→ TASK DIRECTIONS:
From the listing, collect all lines containing the word "infer".
** BEGIN MATERIALS PROVIDED **
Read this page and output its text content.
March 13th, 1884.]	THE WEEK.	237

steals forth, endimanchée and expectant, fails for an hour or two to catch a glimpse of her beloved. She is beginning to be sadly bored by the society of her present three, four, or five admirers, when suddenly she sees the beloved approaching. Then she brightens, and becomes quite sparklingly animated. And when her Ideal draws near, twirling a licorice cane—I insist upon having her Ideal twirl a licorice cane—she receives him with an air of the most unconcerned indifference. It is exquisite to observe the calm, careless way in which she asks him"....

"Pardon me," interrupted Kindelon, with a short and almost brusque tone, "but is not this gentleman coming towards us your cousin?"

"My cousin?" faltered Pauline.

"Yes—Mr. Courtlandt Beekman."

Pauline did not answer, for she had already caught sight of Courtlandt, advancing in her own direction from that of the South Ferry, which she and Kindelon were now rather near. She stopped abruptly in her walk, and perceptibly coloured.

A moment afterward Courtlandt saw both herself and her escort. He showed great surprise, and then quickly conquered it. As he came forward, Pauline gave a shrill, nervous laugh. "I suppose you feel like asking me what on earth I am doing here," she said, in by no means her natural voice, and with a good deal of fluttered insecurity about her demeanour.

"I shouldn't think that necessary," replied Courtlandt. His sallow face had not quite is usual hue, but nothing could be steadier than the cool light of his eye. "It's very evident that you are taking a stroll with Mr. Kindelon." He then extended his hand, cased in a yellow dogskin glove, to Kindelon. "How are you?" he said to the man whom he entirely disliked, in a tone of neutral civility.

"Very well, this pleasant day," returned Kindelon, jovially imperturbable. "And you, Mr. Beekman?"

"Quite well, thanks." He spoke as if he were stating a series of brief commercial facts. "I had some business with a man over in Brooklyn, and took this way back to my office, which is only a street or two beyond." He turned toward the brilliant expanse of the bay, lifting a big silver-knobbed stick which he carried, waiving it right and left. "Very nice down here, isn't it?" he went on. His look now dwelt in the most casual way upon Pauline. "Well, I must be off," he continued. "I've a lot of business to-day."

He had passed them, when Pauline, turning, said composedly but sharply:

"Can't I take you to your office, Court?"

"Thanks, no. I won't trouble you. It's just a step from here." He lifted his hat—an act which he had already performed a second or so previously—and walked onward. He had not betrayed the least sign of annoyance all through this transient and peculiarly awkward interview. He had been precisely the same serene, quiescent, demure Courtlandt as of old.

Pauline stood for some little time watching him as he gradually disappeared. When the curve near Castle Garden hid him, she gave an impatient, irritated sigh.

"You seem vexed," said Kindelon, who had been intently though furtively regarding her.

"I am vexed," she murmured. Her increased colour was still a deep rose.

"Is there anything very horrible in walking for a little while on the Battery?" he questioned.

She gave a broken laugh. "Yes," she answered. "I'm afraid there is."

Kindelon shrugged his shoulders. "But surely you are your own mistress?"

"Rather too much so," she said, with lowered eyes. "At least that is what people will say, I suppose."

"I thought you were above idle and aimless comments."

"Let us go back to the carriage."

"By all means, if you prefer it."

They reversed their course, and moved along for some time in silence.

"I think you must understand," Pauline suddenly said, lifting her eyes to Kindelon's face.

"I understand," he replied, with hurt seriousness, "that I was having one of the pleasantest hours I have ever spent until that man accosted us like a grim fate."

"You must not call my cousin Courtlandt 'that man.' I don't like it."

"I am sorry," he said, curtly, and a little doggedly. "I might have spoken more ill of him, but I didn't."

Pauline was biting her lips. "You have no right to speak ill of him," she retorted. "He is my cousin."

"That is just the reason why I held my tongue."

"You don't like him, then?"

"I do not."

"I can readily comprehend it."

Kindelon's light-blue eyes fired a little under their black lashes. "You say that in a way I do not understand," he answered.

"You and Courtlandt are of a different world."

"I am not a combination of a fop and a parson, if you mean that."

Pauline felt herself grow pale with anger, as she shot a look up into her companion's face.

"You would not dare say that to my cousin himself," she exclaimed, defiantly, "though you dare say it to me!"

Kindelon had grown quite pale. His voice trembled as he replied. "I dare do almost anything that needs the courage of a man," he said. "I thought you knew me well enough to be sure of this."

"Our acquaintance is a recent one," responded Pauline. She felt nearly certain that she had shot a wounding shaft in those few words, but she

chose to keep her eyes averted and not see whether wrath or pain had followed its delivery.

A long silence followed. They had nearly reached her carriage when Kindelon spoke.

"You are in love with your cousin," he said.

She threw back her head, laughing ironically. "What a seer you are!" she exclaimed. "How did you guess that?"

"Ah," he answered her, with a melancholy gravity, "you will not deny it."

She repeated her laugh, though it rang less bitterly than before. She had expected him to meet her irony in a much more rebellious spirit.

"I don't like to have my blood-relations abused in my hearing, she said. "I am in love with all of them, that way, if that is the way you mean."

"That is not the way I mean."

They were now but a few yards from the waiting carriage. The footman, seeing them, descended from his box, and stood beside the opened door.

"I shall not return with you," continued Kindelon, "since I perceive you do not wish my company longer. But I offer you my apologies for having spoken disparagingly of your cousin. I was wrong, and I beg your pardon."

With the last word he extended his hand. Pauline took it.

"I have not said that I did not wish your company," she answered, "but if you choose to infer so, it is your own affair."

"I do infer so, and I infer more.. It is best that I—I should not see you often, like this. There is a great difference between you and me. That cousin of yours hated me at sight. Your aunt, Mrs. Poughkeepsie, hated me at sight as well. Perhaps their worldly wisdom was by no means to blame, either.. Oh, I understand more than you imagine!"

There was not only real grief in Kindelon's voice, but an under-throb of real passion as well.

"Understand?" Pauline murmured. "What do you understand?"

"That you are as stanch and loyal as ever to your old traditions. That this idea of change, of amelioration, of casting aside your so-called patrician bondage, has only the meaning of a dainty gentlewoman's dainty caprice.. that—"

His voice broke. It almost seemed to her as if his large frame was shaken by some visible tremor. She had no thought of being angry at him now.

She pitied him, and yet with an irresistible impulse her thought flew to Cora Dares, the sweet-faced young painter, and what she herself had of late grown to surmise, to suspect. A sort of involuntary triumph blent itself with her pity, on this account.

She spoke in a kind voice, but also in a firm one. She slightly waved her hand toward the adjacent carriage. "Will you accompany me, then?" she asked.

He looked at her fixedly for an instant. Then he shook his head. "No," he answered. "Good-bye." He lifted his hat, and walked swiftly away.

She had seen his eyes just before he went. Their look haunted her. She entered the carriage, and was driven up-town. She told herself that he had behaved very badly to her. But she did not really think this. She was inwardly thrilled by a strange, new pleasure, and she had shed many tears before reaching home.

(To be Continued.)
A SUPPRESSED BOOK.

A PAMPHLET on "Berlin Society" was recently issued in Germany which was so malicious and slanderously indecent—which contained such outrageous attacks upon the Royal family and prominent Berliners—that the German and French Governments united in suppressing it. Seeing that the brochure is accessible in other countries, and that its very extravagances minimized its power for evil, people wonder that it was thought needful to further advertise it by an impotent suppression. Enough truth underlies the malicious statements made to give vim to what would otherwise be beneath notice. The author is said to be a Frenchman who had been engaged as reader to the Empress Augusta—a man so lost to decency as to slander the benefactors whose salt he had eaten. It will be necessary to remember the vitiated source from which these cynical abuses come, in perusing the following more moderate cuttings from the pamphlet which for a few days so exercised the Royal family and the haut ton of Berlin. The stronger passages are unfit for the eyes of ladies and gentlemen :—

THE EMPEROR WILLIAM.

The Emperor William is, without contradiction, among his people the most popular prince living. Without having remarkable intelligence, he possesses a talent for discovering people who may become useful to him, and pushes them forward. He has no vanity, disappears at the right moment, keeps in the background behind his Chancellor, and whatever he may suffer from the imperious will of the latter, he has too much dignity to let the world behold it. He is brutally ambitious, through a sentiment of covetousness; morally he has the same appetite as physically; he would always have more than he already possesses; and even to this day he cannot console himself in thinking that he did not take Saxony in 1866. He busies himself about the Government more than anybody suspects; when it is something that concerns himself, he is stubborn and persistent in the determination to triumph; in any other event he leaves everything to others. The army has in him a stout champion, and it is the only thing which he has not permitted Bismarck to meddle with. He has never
** END MATERIALS PROVIDED **
→ RESPONSE:
"I have not said that I did not wish your company," she answered, "but if you choose to infer so, it is your own affair."
"I do infer so, and I infer more.. It is best that I—I should not see you often, like this. There is a great difference between you and me. That cousin of yours hated me at sight. Your aunt, Mrs. Poughkeepsie, hated me at sight as well. Perhaps their worldly wisdom was by no means to blame, either.. Oh, I understand more than you imagine!"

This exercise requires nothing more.